_Exercise requirements_. Each line that holds the word "発送迄の日数が" is to be identified and copied.
--- Source material ---
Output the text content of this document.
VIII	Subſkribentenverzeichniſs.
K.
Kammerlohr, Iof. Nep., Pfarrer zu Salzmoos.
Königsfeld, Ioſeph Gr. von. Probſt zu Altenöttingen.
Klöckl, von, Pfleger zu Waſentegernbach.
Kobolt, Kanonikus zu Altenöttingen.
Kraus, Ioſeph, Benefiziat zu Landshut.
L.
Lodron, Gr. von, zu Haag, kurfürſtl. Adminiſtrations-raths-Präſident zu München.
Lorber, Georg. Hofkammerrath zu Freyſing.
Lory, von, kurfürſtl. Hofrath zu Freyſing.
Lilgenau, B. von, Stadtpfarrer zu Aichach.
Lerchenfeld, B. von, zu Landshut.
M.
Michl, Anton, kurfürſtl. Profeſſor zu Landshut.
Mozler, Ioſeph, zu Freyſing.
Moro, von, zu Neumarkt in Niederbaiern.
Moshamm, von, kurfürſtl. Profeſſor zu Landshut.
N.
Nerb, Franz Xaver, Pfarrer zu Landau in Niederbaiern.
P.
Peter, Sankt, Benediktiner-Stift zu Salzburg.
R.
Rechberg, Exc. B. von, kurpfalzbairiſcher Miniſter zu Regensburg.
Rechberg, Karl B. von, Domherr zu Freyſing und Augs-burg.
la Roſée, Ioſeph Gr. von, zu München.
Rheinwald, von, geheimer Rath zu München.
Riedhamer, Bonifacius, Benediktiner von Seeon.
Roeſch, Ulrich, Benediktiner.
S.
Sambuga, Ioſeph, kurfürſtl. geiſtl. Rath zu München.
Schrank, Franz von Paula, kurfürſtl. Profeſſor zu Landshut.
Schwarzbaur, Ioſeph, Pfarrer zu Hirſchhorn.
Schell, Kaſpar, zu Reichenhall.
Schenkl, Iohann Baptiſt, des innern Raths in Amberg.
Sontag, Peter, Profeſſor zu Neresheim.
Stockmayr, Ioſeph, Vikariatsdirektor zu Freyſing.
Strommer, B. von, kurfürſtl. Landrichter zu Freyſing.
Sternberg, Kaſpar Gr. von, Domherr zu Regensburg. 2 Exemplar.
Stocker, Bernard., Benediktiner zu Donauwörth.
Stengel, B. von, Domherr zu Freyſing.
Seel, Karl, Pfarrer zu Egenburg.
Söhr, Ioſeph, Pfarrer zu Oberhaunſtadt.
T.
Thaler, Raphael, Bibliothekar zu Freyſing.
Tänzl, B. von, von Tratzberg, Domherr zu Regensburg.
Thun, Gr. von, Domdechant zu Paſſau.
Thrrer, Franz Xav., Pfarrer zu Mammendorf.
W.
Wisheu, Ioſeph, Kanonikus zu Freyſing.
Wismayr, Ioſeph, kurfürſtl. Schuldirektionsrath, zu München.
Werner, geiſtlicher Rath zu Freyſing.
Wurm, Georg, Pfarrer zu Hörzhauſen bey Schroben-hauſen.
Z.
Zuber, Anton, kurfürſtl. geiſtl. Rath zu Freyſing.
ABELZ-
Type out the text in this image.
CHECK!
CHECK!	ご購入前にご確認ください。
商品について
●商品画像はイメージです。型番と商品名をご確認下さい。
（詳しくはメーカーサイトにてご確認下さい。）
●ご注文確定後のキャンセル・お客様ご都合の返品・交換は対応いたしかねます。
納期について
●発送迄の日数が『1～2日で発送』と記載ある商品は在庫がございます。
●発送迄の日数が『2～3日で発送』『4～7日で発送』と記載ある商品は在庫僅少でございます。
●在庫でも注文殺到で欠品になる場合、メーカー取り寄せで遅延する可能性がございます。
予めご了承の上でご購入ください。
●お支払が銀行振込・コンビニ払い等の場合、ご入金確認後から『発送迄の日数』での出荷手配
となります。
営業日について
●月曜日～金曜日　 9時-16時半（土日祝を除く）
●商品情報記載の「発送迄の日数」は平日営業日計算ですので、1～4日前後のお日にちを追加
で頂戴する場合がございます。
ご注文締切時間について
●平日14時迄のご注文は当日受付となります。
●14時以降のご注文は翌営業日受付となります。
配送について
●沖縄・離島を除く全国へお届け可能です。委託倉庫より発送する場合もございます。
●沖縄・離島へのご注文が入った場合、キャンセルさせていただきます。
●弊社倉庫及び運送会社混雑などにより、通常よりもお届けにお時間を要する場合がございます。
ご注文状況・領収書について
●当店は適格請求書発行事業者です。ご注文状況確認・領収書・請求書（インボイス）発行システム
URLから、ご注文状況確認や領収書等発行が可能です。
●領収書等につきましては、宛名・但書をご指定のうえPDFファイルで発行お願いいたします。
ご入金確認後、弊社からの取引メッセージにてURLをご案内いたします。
---
--- Source material ---
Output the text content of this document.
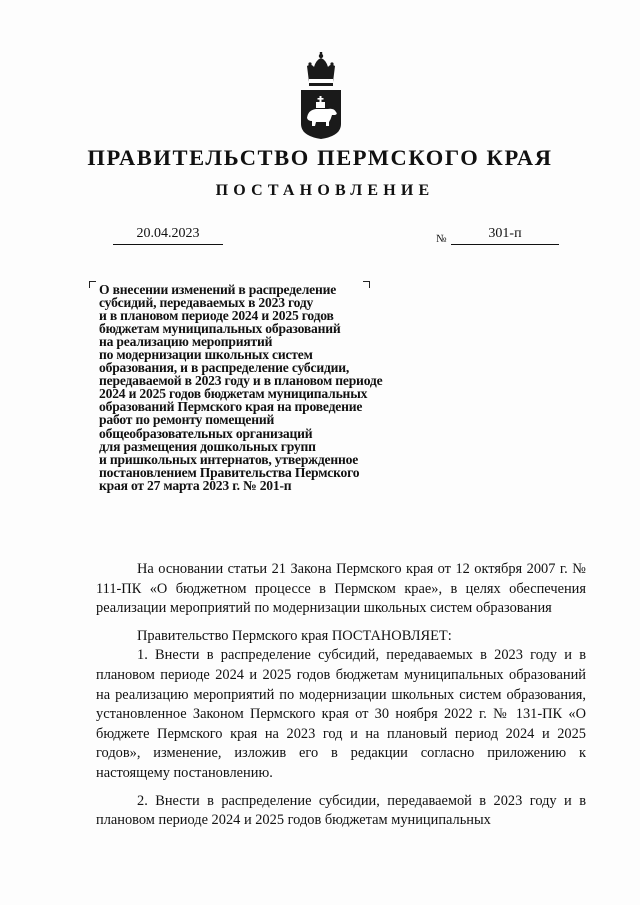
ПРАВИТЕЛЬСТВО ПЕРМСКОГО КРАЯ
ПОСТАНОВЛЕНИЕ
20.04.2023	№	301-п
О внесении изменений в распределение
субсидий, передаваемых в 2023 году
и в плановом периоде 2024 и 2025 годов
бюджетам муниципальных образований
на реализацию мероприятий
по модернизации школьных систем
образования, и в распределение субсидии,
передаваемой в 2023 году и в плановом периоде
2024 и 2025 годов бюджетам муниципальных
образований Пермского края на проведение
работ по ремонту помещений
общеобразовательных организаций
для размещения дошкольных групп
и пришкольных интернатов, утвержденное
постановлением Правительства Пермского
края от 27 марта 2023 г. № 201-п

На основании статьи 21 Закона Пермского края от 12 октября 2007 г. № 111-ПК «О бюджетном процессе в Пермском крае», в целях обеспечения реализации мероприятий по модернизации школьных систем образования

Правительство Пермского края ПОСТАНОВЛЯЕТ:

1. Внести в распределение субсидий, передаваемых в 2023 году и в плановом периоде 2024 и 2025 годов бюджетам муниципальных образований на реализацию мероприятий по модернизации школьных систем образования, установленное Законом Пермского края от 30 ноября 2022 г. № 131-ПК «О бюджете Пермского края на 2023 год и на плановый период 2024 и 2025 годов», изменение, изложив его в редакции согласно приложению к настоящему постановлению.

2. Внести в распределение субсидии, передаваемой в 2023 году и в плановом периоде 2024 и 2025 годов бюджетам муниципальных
---
--- Source material ---
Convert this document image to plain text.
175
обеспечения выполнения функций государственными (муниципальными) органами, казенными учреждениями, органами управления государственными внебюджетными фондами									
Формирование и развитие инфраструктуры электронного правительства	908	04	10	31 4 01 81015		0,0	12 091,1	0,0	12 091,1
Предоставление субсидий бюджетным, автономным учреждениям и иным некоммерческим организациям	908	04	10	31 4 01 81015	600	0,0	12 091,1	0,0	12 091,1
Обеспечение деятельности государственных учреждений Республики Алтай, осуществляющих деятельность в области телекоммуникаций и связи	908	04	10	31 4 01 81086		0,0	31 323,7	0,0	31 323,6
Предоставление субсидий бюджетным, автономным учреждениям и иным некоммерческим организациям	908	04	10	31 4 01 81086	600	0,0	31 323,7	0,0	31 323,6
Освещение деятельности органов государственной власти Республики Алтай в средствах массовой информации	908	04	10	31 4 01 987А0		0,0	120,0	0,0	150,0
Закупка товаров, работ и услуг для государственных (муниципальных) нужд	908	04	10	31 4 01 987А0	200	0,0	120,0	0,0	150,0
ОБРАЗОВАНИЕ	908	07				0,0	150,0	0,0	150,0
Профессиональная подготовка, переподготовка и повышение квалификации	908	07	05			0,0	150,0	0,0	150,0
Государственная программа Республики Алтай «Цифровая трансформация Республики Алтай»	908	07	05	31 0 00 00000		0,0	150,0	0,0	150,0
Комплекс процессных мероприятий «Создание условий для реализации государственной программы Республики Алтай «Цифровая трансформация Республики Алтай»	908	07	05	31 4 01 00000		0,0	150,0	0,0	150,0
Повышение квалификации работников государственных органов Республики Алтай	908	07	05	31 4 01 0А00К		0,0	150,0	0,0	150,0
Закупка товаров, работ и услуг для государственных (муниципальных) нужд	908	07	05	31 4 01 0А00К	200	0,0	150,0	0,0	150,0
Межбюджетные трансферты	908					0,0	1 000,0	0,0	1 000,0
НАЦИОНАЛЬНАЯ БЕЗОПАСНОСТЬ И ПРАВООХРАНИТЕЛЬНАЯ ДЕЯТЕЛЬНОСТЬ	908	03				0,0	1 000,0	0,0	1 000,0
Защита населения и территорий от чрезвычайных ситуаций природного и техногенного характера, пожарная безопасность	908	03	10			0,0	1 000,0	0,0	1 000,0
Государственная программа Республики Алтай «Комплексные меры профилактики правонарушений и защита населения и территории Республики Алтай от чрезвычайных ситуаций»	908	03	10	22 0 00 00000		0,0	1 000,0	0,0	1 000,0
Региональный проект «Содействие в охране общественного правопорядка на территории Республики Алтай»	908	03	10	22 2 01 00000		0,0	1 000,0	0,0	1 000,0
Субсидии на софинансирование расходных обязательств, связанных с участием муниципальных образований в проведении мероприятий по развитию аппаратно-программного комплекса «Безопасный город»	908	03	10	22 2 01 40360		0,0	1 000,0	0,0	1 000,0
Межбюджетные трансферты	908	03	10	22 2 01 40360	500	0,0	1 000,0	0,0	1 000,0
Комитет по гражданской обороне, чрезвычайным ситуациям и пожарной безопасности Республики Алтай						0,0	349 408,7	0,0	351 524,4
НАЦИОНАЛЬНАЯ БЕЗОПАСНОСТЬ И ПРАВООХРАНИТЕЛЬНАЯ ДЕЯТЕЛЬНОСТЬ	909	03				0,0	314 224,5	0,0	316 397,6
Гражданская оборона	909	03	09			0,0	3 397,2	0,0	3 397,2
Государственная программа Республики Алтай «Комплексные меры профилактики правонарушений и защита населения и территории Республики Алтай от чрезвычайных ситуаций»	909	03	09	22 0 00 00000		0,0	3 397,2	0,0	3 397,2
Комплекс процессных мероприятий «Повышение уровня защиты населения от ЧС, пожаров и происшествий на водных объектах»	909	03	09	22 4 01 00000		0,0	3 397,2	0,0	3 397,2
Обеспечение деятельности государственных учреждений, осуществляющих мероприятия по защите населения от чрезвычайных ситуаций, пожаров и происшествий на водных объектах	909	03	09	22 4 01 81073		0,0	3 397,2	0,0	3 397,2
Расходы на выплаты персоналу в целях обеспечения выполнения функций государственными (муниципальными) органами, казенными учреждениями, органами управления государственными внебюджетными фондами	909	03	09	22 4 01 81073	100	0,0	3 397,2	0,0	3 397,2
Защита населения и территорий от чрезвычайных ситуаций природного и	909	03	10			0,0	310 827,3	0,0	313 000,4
---
_Final answer_.
●発送迄の日数が『1～2日で発送』と記載ある商品は在庫がございます。
●発送迄の日数が『2～3日で発送』『4～7日で発送』と記載ある商品は在庫僅少でございます。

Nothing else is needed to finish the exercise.